TASK STATEMENT | Return the listing below unchanged, minus its pictures.

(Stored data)
+++
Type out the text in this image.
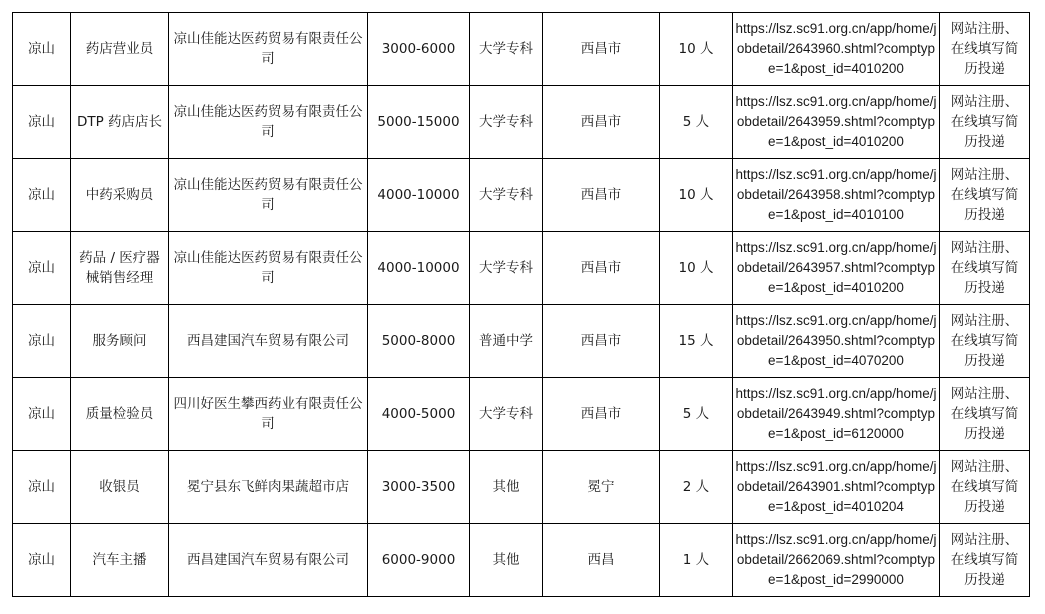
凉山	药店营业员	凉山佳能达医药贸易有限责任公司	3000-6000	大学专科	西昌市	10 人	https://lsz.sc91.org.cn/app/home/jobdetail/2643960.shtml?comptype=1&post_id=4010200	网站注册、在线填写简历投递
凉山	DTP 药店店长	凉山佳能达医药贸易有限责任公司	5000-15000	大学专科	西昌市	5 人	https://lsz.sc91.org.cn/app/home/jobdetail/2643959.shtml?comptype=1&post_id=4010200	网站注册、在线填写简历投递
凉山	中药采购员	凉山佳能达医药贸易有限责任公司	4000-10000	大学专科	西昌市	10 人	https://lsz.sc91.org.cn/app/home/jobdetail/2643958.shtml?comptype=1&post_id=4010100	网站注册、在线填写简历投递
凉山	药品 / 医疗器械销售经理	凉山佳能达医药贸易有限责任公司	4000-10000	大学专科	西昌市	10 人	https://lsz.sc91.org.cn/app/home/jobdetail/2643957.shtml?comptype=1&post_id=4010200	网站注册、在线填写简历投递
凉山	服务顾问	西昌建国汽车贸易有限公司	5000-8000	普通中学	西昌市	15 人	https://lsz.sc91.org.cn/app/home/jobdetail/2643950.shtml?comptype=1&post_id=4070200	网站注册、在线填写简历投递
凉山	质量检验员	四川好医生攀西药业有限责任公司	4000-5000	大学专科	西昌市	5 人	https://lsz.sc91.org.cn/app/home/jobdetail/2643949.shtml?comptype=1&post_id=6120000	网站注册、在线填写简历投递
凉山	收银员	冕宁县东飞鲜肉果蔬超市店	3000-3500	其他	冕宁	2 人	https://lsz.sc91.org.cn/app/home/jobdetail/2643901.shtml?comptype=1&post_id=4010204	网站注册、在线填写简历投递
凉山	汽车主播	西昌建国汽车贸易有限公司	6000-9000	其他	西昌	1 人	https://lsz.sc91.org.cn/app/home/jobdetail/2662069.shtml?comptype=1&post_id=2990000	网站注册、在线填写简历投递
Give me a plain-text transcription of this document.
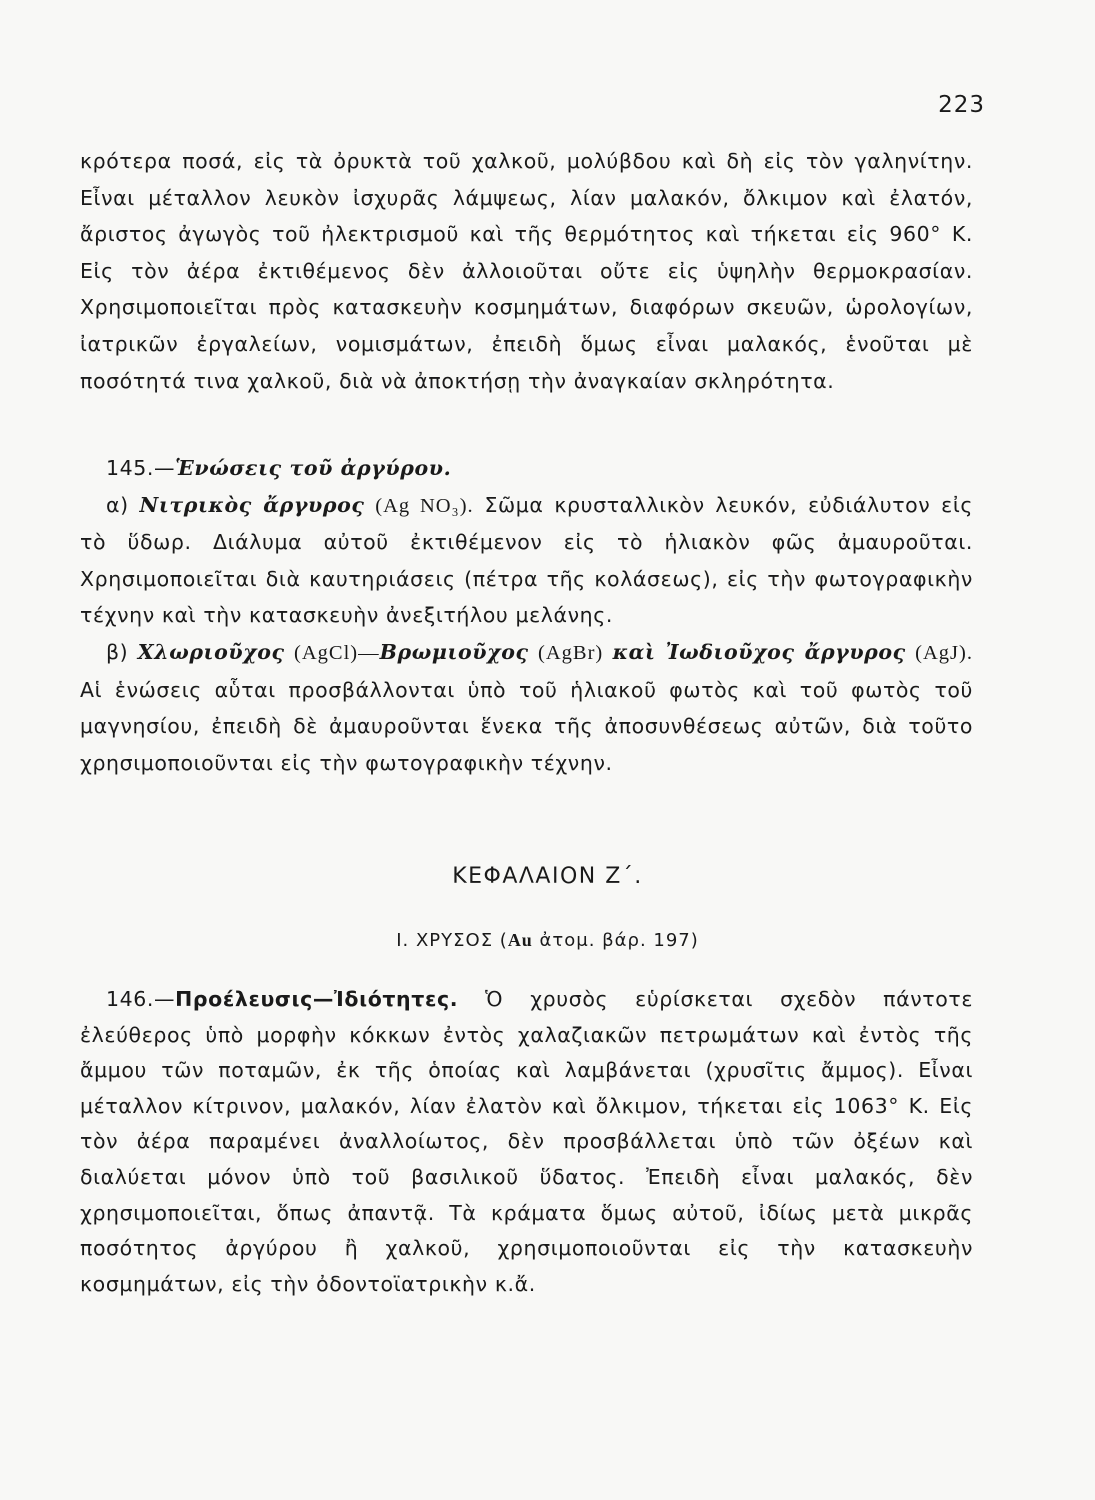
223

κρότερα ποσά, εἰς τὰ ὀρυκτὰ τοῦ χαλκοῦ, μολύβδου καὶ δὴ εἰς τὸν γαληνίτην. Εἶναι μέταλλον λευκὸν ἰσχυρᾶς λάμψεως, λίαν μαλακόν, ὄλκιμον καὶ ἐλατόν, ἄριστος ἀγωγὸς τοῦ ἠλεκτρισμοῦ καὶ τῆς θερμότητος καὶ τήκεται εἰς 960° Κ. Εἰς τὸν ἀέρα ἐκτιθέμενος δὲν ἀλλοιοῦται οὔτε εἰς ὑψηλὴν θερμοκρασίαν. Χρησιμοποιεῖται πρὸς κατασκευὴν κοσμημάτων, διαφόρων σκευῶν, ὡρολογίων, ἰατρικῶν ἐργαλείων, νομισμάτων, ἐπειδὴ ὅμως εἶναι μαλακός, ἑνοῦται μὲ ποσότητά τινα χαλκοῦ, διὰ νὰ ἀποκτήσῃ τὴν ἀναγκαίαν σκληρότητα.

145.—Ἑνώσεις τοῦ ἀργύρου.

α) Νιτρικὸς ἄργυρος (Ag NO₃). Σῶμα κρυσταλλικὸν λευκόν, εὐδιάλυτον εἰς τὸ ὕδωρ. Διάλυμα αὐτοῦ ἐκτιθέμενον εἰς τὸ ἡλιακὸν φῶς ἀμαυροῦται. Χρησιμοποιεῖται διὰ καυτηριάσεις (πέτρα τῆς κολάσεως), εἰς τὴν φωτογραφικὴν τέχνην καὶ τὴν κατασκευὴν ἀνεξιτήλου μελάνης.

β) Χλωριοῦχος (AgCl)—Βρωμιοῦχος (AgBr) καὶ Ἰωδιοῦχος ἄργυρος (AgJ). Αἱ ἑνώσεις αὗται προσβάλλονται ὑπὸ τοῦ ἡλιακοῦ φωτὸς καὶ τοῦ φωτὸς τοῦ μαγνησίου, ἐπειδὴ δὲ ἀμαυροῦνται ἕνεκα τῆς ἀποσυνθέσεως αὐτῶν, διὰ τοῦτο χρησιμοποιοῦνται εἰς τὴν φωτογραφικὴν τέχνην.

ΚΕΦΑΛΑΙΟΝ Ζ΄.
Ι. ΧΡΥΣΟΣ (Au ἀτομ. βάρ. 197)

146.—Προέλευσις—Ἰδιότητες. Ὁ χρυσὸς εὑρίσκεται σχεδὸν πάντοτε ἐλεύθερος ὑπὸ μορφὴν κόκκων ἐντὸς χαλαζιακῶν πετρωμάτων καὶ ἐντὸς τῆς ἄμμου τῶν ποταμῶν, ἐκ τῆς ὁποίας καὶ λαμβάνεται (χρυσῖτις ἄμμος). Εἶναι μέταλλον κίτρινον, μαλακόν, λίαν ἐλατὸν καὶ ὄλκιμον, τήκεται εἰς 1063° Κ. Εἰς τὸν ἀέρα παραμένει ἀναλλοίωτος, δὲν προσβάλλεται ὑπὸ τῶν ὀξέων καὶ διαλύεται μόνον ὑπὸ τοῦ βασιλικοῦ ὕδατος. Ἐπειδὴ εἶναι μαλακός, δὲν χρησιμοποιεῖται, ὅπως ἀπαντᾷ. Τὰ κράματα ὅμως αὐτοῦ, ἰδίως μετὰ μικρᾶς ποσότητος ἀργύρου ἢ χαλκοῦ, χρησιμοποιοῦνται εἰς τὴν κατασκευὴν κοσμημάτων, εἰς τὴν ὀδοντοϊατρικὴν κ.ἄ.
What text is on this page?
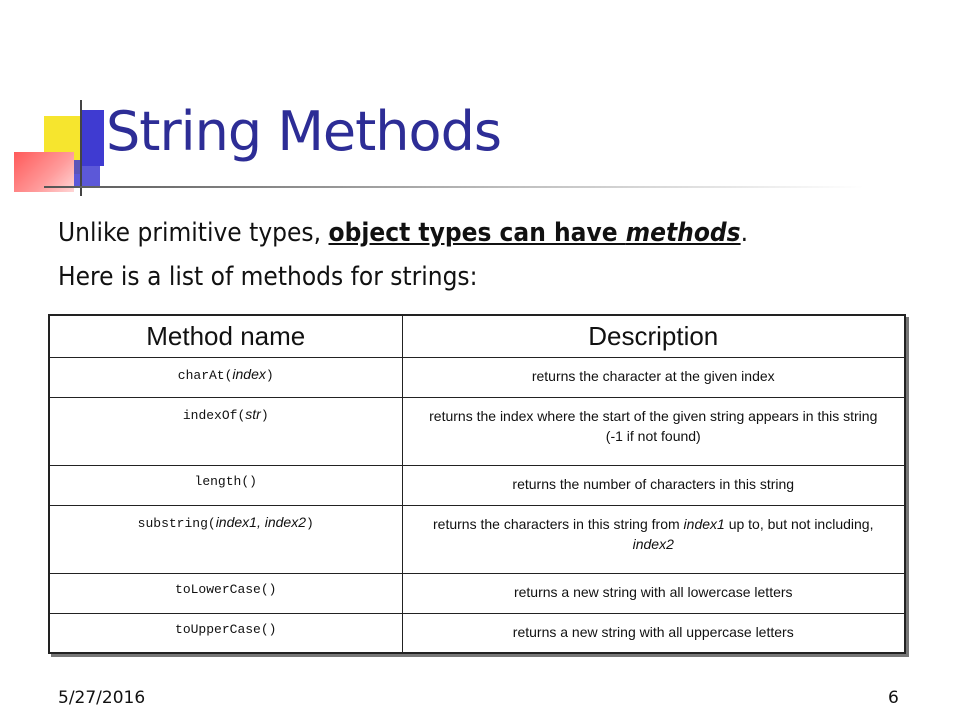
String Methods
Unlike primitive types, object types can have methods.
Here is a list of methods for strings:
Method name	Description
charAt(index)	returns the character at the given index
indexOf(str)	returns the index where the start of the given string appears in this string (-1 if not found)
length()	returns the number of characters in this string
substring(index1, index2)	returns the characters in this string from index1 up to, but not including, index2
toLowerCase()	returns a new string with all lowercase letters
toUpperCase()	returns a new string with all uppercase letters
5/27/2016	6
+++
OUTPUT OF THE EXERCISE |
Type out the text in this image.
凉山	药店营业员	凉山佳能达医药贸易有限责任公司	3000-6000	大学专科	西昌市	10 人	https://lsz.sc91.org.cn/app/home/jobdetail/2643960.shtml?comptype=1&post_id=4010200	网站注册、在线填写简历投递
凉山	DTP 药店店长	凉山佳能达医药贸易有限责任公司	5000-15000	大学专科	西昌市	5 人	https://lsz.sc91.org.cn/app/home/jobdetail/2643959.shtml?comptype=1&post_id=4010200	网站注册、在线填写简历投递
凉山	中药采购员	凉山佳能达医药贸易有限责任公司	4000-10000	大学专科	西昌市	10 人	https://lsz.sc91.org.cn/app/home/jobdetail/2643958.shtml?comptype=1&post_id=4010100	网站注册、在线填写简历投递
凉山	药品 / 医疗器械销售经理	凉山佳能达医药贸易有限责任公司	4000-10000	大学专科	西昌市	10 人	https://lsz.sc91.org.cn/app/home/jobdetail/2643957.shtml?comptype=1&post_id=4010200	网站注册、在线填写简历投递
凉山	服务顾问	西昌建国汽车贸易有限公司	5000-8000	普通中学	西昌市	15 人	https://lsz.sc91.org.cn/app/home/jobdetail/2643950.shtml?comptype=1&post_id=4070200	网站注册、在线填写简历投递
凉山	质量检验员	四川好医生攀西药业有限责任公司	4000-5000	大学专科	西昌市	5 人	https://lsz.sc91.org.cn/app/home/jobdetail/2643949.shtml?comptype=1&post_id=6120000	网站注册、在线填写简历投递
凉山	收银员	冕宁县东飞鲜肉果蔬超市店	3000-3500	其他	冕宁	2 人	https://lsz.sc91.org.cn/app/home/jobdetail/2643901.shtml?comptype=1&post_id=4010204	网站注册、在线填写简历投递
凉山	汽车主播	西昌建国汽车贸易有限公司	6000-9000	其他	西昌	1 人	https://lsz.sc91.org.cn/app/home/jobdetail/2662069.shtml?comptype=1&post_id=2990000	网站注册、在线填写简历投递
Give me a plain-text transcription of this document.
223

κρότερα ποσά, εἰς τὰ ὀρυκτὰ τοῦ χαλκοῦ, μολύβδου καὶ δὴ εἰς τὸν γαληνίτην. Εἶναι μέταλλον λευκὸν ἰσχυρᾶς λάμψεως, λίαν μαλακόν, ὄλκιμον καὶ ἐλατόν, ἄριστος ἀγωγὸς τοῦ ἠλεκτρισμοῦ καὶ τῆς θερμότητος καὶ τήκεται εἰς 960° Κ. Εἰς τὸν ἀέρα ἐκτιθέμενος δὲν ἀλλοιοῦται οὔτε εἰς ὑψηλὴν θερμοκρασίαν. Χρησιμοποιεῖται πρὸς κατασκευὴν κοσμημάτων, διαφόρων σκευῶν, ὡρολογίων, ἰατρικῶν ἐργαλείων, νομισμάτων, ἐπειδὴ ὅμως εἶναι μαλακός, ἑνοῦται μὲ ποσότητά τινα χαλκοῦ, διὰ νὰ ἀποκτήσῃ τὴν ἀναγκαίαν σκληρότητα.

145.—Ἑνώσεις τοῦ ἀργύρου.

α) Νιτρικὸς ἄργυρος (Ag NO₃). Σῶμα κρυσταλλικὸν λευκόν, εὐδιάλυτον εἰς τὸ ὕδωρ. Διάλυμα αὐτοῦ ἐκτιθέμενον εἰς τὸ ἡλιακὸν φῶς ἀμαυροῦται. Χρησιμοποιεῖται διὰ καυτηριάσεις (πέτρα τῆς κολάσεως), εἰς τὴν φωτογραφικὴν τέχνην καὶ τὴν κατασκευὴν ἀνεξιτήλου μελάνης.

β) Χλωριοῦχος (AgCl)—Βρωμιοῦχος (AgBr) καὶ Ἰωδιοῦχος ἄργυρος (AgJ). Αἱ ἑνώσεις αὗται προσβάλλονται ὑπὸ τοῦ ἡλιακοῦ φωτὸς καὶ τοῦ φωτὸς τοῦ μαγνησίου, ἐπειδὴ δὲ ἀμαυροῦνται ἕνεκα τῆς ἀποσυνθέσεως αὐτῶν, διὰ τοῦτο χρησιμοποιοῦνται εἰς τὴν φωτογραφικὴν τέχνην.

ΚΕΦΑΛΑΙΟΝ Ζ΄.
Ι. ΧΡΥΣΟΣ (Au ἀτομ. βάρ. 197)

146.—Προέλευσις—Ἰδιότητες. Ὁ χρυσὸς εὑρίσκεται σχεδὸν πάντοτε ἐλεύθερος ὑπὸ μορφὴν κόκκων ἐντὸς χαλαζιακῶν πετρωμάτων καὶ ἐντὸς τῆς ἄμμου τῶν ποταμῶν, ἐκ τῆς ὁποίας καὶ λαμβάνεται (χρυσῖτις ἄμμος). Εἶναι μέταλλον κίτρινον, μαλακόν, λίαν ἐλατὸν καὶ ὄλκιμον, τήκεται εἰς 1063° Κ. Εἰς τὸν ἀέρα παραμένει ἀναλλοίωτος, δὲν προσβάλλεται ὑπὸ τῶν ὀξέων καὶ διαλύεται μόνον ὑπὸ τοῦ βασιλικοῦ ὕδατος. Ἐπειδὴ εἶναι μαλακός, δὲν χρησιμοποιεῖται, ὅπως ἀπαντᾷ. Τὰ κράματα ὅμως αὐτοῦ, ἰδίως μετὰ μικρᾶς ποσότητος ἀργύρου ἢ χαλκοῦ, χρησιμοποιοῦνται εἰς τὴν κατασκευὴν κοσμημάτων, εἰς τὴν ὀδοντοϊατρικὴν κ.ἄ.
What text is on this page?
String Methods
Unlike primitive types, object types can have methods.
Here is a list of methods for strings:
Method name	Description
charAt(index)	returns the character at the given index
indexOf(str)	returns the index where the start of the given string appears in this string (-1 if not found)
length()	returns the number of characters in this string
substring(index1, index2)	returns the characters in this string from index1 up to, but not including, index2
toLowerCase()	returns a new string with all lowercase letters
toUpperCase()	returns a new string with all uppercase letters
5/27/2016	6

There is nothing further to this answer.